## Exercise prompt
Return all lines where the word "screenshot" can be found.

### Material for this task ###

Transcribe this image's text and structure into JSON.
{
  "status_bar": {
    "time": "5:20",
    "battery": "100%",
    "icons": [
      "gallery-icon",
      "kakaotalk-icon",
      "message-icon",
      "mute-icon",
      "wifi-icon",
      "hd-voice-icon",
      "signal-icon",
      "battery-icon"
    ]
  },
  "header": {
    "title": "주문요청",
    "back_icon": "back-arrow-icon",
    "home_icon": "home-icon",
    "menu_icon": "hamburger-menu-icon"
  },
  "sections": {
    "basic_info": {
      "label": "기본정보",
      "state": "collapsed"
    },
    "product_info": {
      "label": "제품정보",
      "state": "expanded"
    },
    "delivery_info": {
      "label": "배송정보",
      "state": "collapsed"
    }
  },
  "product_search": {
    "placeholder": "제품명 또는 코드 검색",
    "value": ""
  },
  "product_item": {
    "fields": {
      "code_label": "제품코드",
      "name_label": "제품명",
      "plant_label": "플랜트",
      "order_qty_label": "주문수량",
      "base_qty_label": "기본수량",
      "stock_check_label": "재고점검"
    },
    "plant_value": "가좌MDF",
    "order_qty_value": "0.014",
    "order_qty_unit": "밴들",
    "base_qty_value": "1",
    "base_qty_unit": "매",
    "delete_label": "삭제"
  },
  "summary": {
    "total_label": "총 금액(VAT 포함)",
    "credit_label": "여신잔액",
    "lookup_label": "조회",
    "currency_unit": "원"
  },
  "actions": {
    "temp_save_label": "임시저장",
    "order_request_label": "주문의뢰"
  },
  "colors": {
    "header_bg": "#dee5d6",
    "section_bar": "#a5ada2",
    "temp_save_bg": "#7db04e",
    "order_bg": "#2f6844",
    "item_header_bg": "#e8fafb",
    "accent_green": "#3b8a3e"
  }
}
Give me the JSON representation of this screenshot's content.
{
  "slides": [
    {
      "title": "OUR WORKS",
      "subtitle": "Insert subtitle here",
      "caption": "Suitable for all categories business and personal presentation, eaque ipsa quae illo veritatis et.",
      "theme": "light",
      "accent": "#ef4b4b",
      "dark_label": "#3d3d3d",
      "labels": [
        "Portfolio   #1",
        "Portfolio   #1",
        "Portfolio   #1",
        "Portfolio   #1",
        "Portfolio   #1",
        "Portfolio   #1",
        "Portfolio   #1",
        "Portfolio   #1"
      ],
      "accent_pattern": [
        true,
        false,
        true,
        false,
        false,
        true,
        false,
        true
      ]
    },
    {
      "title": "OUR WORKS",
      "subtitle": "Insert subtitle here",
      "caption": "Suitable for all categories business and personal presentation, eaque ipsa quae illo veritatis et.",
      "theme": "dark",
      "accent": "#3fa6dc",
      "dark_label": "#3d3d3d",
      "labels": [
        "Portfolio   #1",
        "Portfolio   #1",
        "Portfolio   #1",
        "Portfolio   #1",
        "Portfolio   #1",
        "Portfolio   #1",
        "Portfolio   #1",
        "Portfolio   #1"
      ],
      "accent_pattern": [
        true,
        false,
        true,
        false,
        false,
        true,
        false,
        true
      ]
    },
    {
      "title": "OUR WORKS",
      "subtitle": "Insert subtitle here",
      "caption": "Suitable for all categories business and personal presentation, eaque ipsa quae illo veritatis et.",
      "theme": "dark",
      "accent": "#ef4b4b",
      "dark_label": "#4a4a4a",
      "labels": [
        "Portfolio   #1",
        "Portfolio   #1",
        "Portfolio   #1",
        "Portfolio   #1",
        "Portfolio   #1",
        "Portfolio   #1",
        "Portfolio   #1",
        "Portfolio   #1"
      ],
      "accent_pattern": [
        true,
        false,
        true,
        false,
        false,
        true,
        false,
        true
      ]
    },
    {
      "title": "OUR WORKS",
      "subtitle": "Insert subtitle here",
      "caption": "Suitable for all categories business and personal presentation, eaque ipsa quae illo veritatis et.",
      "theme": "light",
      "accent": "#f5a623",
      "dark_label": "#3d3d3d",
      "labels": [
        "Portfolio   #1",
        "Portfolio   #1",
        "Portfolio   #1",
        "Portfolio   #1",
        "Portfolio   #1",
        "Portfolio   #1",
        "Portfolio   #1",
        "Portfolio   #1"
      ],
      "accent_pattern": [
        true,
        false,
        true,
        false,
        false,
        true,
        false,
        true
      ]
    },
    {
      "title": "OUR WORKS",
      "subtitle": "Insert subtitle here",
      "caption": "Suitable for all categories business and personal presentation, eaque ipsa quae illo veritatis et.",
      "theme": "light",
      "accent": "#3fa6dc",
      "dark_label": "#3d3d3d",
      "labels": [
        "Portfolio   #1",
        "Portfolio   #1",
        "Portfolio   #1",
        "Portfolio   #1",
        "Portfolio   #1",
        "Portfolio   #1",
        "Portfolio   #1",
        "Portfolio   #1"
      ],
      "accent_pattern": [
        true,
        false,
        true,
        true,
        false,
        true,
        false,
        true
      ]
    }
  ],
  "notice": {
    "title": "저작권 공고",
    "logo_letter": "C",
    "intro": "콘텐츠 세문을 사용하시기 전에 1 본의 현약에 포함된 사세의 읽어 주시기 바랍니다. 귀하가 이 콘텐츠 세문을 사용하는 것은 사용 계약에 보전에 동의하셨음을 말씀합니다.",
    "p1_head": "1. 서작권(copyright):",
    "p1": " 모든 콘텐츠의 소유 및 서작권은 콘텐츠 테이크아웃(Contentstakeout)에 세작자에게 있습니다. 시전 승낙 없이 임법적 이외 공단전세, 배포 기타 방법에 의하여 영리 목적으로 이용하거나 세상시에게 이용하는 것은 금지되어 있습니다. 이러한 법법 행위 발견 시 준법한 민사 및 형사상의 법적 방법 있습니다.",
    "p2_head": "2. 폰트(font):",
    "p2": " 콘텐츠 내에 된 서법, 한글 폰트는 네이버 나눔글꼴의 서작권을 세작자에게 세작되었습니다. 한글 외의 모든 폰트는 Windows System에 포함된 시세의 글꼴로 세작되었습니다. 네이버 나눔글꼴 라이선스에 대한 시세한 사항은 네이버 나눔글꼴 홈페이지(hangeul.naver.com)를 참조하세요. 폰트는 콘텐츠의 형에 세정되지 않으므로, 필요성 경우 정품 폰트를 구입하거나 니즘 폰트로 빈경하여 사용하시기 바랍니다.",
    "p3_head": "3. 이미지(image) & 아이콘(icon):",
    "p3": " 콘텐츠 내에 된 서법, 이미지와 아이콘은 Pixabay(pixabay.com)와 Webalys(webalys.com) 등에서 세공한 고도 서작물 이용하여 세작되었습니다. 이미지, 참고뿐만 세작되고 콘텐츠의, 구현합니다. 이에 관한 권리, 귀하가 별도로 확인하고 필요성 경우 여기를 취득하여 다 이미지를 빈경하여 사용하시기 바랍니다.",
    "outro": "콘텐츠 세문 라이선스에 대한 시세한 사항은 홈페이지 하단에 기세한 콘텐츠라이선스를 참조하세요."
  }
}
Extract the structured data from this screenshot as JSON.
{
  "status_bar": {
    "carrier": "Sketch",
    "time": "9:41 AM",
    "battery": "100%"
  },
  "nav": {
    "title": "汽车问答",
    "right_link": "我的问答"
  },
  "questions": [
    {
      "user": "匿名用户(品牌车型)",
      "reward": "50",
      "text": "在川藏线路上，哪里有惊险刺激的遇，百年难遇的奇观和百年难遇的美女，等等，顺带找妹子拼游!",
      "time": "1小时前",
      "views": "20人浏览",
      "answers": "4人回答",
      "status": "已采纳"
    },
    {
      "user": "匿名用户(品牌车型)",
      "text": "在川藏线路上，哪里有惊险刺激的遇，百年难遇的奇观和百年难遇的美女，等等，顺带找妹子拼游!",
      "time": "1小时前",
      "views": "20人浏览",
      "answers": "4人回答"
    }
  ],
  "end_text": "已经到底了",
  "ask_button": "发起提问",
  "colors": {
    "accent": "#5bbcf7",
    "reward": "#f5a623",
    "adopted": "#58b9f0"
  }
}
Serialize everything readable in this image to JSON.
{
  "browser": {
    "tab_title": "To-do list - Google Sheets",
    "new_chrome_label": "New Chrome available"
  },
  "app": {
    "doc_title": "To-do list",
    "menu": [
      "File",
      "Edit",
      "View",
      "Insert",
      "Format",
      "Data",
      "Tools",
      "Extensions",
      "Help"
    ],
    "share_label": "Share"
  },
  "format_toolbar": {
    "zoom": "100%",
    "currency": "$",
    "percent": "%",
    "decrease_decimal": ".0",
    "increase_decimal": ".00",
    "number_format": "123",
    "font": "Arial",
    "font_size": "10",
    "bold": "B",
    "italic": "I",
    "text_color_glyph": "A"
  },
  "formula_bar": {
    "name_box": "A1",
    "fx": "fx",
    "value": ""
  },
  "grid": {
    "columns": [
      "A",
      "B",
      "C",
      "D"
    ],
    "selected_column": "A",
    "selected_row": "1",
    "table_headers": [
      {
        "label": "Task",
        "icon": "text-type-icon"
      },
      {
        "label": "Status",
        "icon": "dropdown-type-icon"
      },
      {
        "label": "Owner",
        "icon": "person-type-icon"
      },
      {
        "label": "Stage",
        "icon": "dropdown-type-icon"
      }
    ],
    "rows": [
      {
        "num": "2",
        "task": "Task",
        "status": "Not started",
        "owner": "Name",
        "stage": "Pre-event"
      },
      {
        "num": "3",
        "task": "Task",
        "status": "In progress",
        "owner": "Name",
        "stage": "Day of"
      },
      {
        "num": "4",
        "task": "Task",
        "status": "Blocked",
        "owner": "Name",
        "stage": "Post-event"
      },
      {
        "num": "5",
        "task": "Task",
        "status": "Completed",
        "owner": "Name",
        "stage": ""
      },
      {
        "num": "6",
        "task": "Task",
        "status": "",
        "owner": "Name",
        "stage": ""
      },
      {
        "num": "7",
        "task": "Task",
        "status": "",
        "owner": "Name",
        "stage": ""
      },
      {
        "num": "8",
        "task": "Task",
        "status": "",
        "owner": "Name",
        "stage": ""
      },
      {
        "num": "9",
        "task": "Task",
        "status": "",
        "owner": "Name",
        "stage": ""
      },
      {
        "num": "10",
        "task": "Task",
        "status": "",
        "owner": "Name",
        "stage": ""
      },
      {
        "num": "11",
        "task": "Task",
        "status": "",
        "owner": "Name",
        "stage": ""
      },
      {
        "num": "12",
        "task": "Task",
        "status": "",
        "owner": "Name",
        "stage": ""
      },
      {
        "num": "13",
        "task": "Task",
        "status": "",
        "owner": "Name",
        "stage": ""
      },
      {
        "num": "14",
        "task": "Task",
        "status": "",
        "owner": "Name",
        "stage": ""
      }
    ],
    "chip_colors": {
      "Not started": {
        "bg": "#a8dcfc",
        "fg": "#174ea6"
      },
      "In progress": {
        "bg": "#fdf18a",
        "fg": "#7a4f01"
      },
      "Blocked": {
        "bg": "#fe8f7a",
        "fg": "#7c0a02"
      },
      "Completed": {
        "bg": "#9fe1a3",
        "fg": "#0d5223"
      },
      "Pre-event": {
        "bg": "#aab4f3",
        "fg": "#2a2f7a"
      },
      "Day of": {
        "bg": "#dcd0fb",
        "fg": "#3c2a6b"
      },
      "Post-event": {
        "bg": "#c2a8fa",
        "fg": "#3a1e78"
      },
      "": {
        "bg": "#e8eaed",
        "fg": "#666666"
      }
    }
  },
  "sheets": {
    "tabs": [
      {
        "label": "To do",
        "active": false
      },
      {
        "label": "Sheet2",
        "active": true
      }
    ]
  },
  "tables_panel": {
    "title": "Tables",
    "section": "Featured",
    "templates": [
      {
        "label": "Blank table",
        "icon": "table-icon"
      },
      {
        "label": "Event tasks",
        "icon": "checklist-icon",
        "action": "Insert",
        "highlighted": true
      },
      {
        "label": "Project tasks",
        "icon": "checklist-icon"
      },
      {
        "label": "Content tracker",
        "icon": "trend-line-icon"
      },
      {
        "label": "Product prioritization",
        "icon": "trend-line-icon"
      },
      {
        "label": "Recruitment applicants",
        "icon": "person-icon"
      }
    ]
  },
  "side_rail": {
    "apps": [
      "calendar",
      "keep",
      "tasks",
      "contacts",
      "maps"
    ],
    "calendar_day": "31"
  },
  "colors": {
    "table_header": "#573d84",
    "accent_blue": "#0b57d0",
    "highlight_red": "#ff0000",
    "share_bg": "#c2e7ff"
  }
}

###

## Result of this exercise
Give me the JSON representation of this screenshot's content.
Extract the structured data from this screenshot as JSON.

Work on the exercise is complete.